── Data listing

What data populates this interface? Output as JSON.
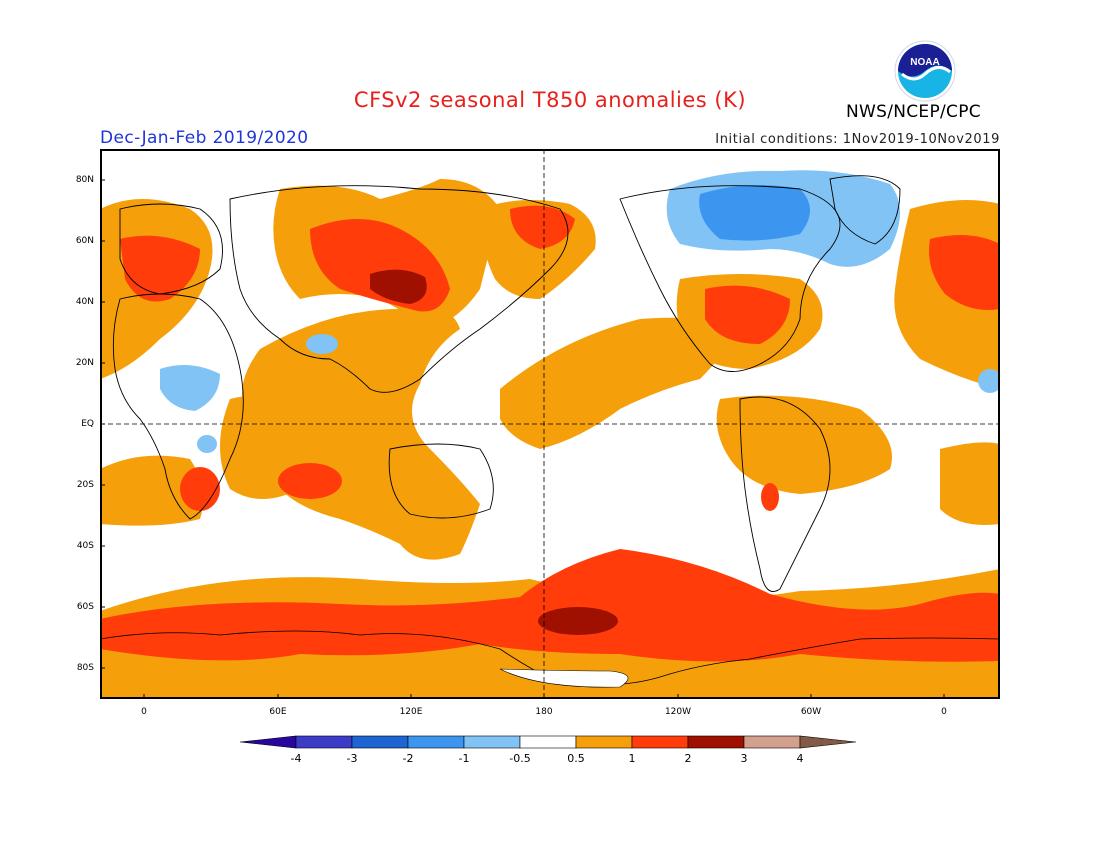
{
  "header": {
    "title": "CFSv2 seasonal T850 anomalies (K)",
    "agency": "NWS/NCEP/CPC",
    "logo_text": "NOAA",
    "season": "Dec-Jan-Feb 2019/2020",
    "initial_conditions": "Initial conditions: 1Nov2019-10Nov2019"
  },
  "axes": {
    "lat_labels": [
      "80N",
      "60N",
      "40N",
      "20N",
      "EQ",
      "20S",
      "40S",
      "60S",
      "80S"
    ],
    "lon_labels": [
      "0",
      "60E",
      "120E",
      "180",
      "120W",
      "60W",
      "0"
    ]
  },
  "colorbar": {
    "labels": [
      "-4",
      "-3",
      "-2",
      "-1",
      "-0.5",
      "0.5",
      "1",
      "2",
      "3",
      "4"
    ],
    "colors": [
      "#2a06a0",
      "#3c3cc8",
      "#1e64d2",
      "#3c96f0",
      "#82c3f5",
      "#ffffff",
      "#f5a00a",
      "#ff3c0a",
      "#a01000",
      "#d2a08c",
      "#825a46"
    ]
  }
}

────
── Data listing

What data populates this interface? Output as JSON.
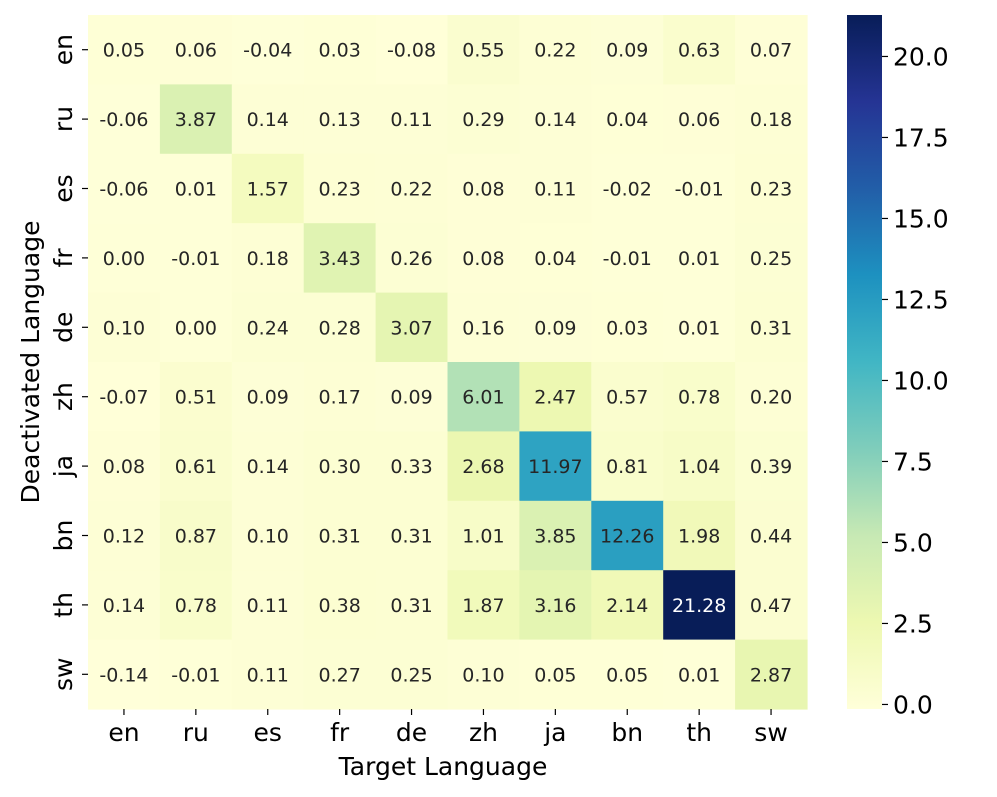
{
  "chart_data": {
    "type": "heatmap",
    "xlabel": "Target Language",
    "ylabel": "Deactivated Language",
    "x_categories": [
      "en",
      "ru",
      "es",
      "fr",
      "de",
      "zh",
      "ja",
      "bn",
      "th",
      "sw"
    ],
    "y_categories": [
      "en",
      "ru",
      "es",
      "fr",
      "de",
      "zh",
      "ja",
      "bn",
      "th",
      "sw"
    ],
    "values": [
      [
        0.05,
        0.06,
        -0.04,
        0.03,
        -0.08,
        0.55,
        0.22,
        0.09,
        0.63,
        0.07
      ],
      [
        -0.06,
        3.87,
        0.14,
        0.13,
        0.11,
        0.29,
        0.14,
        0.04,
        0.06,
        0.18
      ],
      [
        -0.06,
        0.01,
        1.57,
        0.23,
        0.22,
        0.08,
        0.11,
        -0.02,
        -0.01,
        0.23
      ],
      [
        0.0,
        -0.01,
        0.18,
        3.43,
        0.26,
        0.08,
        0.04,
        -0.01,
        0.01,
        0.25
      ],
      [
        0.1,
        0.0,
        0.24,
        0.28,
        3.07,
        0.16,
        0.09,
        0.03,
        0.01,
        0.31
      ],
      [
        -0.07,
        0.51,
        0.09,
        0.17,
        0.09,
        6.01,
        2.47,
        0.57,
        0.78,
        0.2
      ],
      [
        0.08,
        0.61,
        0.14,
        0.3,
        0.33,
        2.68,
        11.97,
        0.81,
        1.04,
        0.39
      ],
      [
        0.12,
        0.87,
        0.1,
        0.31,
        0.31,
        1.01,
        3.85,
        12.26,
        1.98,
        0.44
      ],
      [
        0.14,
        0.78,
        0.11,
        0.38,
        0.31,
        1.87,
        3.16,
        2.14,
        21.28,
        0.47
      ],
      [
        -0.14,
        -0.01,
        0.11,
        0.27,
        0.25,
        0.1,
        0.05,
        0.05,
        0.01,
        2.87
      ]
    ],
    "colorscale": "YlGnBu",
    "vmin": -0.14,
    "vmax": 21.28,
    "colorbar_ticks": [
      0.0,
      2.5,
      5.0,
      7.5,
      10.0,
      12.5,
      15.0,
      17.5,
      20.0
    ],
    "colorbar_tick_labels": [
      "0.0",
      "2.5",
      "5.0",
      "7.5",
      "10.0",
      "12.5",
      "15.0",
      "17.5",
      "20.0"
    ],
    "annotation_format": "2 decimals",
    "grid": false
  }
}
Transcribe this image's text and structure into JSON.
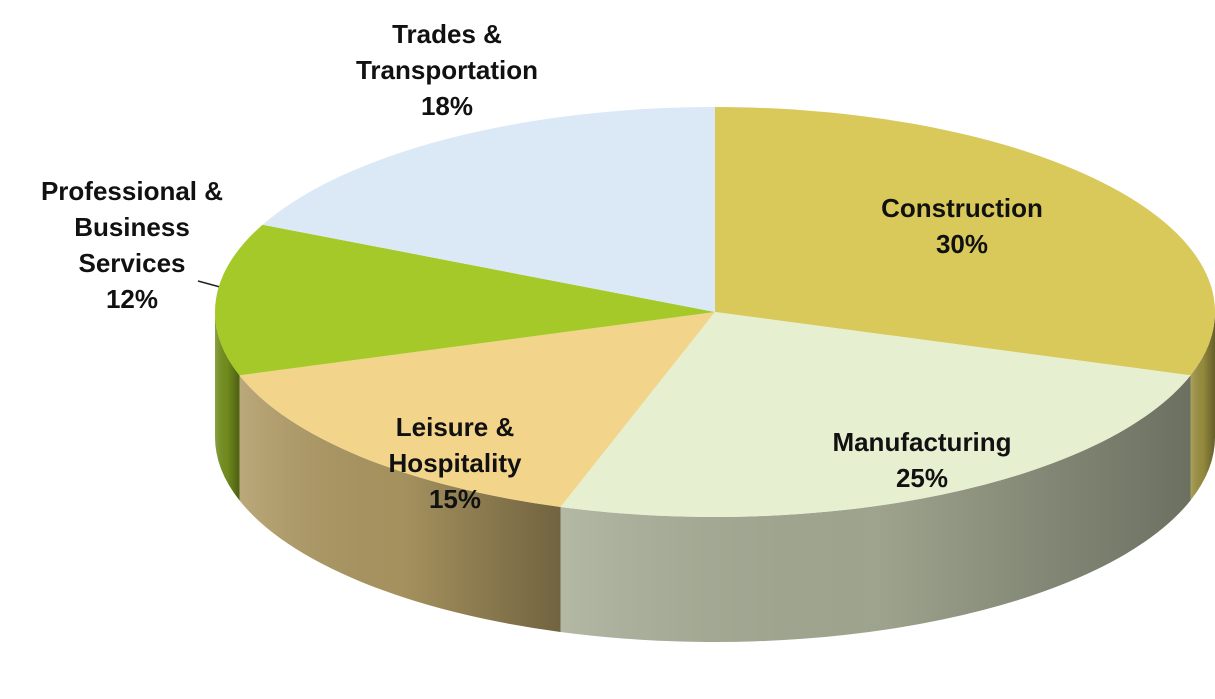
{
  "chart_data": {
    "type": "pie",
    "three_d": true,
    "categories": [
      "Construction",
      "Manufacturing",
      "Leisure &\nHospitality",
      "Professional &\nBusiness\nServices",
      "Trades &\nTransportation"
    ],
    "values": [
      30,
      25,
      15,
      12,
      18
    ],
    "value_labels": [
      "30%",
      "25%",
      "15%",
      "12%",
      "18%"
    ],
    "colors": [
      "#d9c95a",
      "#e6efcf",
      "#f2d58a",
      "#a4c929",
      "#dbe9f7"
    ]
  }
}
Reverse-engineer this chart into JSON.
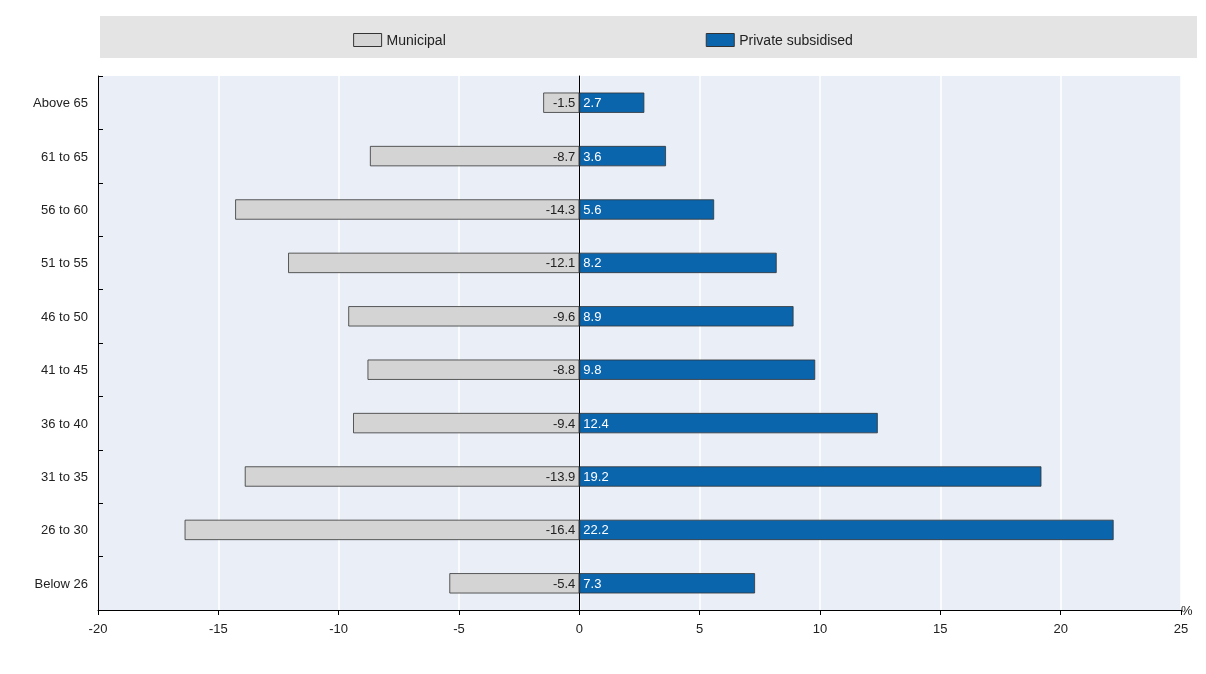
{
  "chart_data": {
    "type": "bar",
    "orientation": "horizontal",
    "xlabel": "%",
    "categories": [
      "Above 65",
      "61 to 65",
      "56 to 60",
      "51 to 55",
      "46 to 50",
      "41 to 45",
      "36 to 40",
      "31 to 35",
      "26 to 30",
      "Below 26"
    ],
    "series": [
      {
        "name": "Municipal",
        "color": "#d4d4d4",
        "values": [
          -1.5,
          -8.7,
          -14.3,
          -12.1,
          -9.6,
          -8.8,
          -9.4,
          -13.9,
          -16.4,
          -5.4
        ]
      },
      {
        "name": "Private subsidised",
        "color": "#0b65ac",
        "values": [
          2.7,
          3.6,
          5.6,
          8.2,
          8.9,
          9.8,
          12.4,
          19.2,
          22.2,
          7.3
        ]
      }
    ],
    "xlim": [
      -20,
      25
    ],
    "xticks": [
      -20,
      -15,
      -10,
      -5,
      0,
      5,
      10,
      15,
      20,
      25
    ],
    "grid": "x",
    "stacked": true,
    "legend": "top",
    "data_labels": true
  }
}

────

### What the task requires
Determine how many lines of the material include the string "into". Output only that count.

### Task output
2